__Written problem__:
The records below are to be quoted in full; please keep every word exact.

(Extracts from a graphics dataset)
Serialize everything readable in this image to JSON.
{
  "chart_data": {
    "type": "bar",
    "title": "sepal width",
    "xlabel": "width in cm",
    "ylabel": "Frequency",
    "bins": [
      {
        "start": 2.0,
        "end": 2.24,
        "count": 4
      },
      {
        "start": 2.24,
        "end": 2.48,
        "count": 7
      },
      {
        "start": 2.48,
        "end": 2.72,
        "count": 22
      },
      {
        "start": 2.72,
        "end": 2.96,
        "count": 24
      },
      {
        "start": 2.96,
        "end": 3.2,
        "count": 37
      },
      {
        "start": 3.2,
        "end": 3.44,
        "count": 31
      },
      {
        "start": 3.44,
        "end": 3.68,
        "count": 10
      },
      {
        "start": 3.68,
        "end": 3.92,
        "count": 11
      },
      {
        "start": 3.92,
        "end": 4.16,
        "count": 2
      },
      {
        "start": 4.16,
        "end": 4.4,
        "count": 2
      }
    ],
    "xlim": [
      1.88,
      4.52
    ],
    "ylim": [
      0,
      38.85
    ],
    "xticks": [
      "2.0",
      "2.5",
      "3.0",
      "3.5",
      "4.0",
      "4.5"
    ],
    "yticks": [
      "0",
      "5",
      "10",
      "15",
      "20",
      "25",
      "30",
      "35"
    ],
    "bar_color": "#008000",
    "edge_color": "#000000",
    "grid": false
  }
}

__Solution to this task__:
Serialize everything readable in this image to JSON.
{
  "chart_data": {
    "type": "bar",
    "title": "sepal width",
    "xlabel": "width in cm",
    "ylabel": "Frequency",
    "bins": [
      {
        "start": 2.0,
        "end": 2.24,
        "count": 4
      },
      {
        "start": 2.24,
        "end": 2.48,
        "count": 7
      },
      {
        "start": 2.48,
        "end": 2.72,
        "count": 22
      },
      {
        "start": 2.72,
        "end": 2.96,
        "count": 24
      },
      {
        "start": 2.96,
        "end": 3.2,
        "count": 37
      },
      {
        "start": 3.2,
        "end": 3.44,
        "count": 31
      },
      {
        "start": 3.44,
        "end": 3.68,
        "count": 10
      },
      {
        "start": 3.68,
        "end": 3.92,
        "count": 11
      },
      {
        "start": 3.92,
        "end": 4.16,
        "count": 2
      },
      {
        "start": 4.16,
        "end": 4.4,
        "count": 2
      }
    ],
    "xlim": [
      1.88,
      4.52
    ],
    "ylim": [
      0,
      38.85
    ],
    "xticks": [
      "2.0",
      "2.5",
      "3.0",
      "3.5",
      "4.0",
      "4.5"
    ],
    "yticks": [
      "0",
      "5",
      "10",
      "15",
      "20",
      "25",
      "30",
      "35"
    ],
    "bar_color": "#008000",
    "edge_color": "#000000",
    "grid": false
  }
}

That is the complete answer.